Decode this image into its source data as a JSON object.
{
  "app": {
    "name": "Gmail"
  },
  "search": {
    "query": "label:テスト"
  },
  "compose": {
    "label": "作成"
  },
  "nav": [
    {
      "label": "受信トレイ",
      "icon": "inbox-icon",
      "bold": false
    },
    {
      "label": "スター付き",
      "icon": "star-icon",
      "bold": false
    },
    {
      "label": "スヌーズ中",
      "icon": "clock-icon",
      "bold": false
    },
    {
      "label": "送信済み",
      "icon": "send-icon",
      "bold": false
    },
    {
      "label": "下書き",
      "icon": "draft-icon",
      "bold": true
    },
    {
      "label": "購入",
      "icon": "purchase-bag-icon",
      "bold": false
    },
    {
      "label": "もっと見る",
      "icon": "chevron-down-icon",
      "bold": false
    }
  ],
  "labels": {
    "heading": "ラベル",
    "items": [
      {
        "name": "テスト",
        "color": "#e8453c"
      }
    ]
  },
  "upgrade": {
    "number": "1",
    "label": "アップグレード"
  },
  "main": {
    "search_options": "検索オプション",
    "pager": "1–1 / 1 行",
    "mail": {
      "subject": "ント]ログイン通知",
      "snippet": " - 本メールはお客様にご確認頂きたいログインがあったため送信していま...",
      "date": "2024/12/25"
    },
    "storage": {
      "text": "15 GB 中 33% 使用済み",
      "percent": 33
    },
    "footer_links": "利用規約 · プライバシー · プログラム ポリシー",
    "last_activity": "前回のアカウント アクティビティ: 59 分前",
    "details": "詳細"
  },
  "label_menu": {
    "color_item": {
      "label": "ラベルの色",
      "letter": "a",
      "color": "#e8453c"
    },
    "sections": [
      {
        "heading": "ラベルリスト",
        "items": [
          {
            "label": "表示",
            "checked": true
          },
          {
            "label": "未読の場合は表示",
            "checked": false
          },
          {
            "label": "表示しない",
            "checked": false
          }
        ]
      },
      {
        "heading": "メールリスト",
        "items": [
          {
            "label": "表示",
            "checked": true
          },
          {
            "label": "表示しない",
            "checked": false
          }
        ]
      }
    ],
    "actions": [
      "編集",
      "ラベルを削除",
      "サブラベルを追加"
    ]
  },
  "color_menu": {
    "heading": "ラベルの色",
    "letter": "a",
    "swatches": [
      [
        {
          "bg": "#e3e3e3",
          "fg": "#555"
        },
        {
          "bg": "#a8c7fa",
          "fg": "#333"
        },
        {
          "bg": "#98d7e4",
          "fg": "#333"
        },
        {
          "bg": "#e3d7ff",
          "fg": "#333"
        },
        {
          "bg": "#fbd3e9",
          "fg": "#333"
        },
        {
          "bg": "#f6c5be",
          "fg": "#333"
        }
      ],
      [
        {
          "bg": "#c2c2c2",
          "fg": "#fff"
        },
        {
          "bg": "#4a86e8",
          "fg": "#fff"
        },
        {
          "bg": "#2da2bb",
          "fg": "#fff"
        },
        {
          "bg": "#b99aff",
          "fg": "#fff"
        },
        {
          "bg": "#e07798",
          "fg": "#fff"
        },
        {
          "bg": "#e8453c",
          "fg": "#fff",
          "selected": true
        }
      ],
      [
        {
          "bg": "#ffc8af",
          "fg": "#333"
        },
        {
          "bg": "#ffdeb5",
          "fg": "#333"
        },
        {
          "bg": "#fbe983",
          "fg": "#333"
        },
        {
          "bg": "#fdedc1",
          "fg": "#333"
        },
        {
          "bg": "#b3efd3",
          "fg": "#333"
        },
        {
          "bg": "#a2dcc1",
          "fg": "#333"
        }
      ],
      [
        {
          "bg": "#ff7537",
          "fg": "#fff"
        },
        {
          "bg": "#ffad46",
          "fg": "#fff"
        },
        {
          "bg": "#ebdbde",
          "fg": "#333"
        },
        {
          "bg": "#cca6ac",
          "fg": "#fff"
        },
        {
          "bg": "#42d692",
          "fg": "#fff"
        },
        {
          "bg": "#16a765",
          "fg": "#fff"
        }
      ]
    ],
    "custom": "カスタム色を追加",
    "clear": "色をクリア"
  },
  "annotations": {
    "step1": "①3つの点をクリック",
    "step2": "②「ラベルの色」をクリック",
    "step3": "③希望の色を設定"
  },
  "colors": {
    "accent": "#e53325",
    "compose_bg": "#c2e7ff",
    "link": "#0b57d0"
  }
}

# # #

▸ Written instruction
Output every line above without altering anything.

▸ Correct result
Decode this image into its source data as a JSON object.
{
  "app": {
    "name": "Gmail"
  },
  "search": {
    "query": "label:テスト"
  },
  "compose": {
    "label": "作成"
  },
  "nav": [
    {
      "label": "受信トレイ",
      "icon": "inbox-icon",
      "bold": false
    },
    {
      "label": "スター付き",
      "icon": "star-icon",
      "bold": false
    },
    {
      "label": "スヌーズ中",
      "icon": "clock-icon",
      "bold": false
    },
    {
      "label": "送信済み",
      "icon": "send-icon",
      "bold": false
    },
    {
      "label": "下書き",
      "icon": "draft-icon",
      "bold": true
    },
    {
      "label": "購入",
      "icon": "purchase-bag-icon",
      "bold": false
    },
    {
      "label": "もっと見る",
      "icon": "chevron-down-icon",
      "bold": false
    }
  ],
  "labels": {
    "heading": "ラベル",
    "items": [
      {
        "name": "テスト",
        "color": "#e8453c"
      }
    ]
  },
  "upgrade": {
    "number": "1",
    "label": "アップグレード"
  },
  "main": {
    "search_options": "検索オプション",
    "pager": "1–1 / 1 行",
    "mail": {
      "subject": "ント]ログイン通知",
      "snippet": " - 本メールはお客様にご確認頂きたいログインがあったため送信していま...",
      "date": "2024/12/25"
    },
    "storage": {
      "text": "15 GB 中 33% 使用済み",
      "percent": 33
    },
    "footer_links": "利用規約 · プライバシー · プログラム ポリシー",
    "last_activity": "前回のアカウント アクティビティ: 59 分前",
    "details": "詳細"
  },
  "label_menu": {
    "color_item": {
      "label": "ラベルの色",
      "letter": "a",
      "color": "#e8453c"
    },
    "sections": [
      {
        "heading": "ラベルリスト",
        "items": [
          {
            "label": "表示",
            "checked": true
          },
          {
            "label": "未読の場合は表示",
            "checked": false
          },
          {
            "label": "表示しない",
            "checked": false
          }
        ]
      },
      {
        "heading": "メールリスト",
        "items": [
          {
            "label": "表示",
            "checked": true
          },
          {
            "label": "表示しない",
            "checked": false
          }
        ]
      }
    ],
    "actions": [
      "編集",
      "ラベルを削除",
      "サブラベルを追加"
    ]
  },
  "color_menu": {
    "heading": "ラベルの色",
    "letter": "a",
    "swatches": [
      [
        {
          "bg": "#e3e3e3",
          "fg": "#555"
        },
        {
          "bg": "#a8c7fa",
          "fg": "#333"
        },
        {
          "bg": "#98d7e4",
          "fg": "#333"
        },
        {
          "bg": "#e3d7ff",
          "fg": "#333"
        },
        {
          "bg": "#fbd3e9",
          "fg": "#333"
        },
        {
          "bg": "#f6c5be",
          "fg": "#333"
        }
      ],
      [
        {
          "bg": "#c2c2c2",
          "fg": "#fff"
        },
        {
          "bg": "#4a86e8",
          "fg": "#fff"
        },
        {
          "bg": "#2da2bb",
          "fg": "#fff"
        },
        {
          "bg": "#b99aff",
          "fg": "#fff"
        },
        {
          "bg": "#e07798",
          "fg": "#fff"
        },
        {
          "bg": "#e8453c",
          "fg": "#fff",
          "selected": true
        }
      ],
      [
        {
          "bg": "#ffc8af",
          "fg": "#333"
        },
        {
          "bg": "#ffdeb5",
          "fg": "#333"
        },
        {
          "bg": "#fbe983",
          "fg": "#333"
        },
        {
          "bg": "#fdedc1",
          "fg": "#333"
        },
        {
          "bg": "#b3efd3",
          "fg": "#333"
        },
        {
          "bg": "#a2dcc1",
          "fg": "#333"
        }
      ],
      [
        {
          "bg": "#ff7537",
          "fg": "#fff"
        },
        {
          "bg": "#ffad46",
          "fg": "#fff"
        },
        {
          "bg": "#ebdbde",
          "fg": "#333"
        },
        {
          "bg": "#cca6ac",
          "fg": "#fff"
        },
        {
          "bg": "#42d692",
          "fg": "#fff"
        },
        {
          "bg": "#16a765",
          "fg": "#fff"
        }
      ]
    ],
    "custom": "カスタム色を追加",
    "clear": "色をクリア"
  },
  "annotations": {
    "step1": "①3つの点をクリック",
    "step2": "②「ラベルの色」をクリック",
    "step3": "③希望の色を設定"
  },
  "colors": {
    "accent": "#e53325",
    "compose_bg": "#c2e7ff",
    "link": "#0b57d0"
  }
}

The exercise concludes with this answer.